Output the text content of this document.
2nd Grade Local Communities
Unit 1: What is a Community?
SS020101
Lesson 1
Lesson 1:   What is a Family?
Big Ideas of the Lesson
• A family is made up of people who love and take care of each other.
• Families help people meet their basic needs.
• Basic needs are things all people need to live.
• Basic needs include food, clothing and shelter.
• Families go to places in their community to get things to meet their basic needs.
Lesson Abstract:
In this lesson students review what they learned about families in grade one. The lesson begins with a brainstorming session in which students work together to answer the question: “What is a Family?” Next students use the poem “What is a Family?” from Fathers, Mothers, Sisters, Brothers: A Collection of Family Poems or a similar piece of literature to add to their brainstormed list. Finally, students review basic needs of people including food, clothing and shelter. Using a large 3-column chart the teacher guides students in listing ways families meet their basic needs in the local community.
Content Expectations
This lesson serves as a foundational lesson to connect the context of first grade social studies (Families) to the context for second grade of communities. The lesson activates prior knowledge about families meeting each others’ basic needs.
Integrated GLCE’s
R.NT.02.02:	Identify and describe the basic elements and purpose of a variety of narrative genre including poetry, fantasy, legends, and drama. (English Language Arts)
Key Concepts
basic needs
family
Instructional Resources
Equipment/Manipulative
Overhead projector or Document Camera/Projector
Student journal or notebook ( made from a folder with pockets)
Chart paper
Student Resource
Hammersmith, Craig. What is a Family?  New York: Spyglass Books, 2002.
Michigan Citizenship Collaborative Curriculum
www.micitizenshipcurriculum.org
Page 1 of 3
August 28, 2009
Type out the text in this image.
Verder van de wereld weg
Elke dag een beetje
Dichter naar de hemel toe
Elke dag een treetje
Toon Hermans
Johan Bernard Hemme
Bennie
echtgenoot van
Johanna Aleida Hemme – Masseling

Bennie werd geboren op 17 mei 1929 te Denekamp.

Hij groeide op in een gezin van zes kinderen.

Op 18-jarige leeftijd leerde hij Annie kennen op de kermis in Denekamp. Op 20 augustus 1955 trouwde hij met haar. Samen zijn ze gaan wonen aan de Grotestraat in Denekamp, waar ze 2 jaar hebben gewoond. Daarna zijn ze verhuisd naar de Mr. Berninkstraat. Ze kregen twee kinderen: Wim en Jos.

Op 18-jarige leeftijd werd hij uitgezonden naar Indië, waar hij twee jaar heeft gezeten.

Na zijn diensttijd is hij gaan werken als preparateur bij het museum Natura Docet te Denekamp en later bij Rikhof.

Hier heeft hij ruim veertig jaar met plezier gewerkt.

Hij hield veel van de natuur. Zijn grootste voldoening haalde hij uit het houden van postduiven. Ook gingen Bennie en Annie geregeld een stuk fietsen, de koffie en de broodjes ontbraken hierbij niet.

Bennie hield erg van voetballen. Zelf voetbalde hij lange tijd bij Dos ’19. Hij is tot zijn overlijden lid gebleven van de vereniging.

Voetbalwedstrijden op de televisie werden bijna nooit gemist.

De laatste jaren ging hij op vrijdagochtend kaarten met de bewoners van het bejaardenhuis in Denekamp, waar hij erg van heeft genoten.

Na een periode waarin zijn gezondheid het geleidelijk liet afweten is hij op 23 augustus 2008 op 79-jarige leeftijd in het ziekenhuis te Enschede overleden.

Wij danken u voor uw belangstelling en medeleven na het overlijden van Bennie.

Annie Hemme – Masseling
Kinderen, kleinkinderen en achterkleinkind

_ _ _ _ _

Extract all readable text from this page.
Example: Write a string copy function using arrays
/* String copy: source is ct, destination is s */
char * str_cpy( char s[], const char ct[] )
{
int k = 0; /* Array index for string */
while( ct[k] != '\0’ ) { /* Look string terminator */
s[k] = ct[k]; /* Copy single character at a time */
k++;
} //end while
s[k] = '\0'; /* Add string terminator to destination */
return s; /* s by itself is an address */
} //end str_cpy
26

_ _ _ _ _

▶ Stated exercise:
Collect each line holding the string "terminator".

▶ Result:
while( ct[k] != '\0’ ) { /* Look string terminator */
s[k] = '\0'; /* Add string terminator to destination */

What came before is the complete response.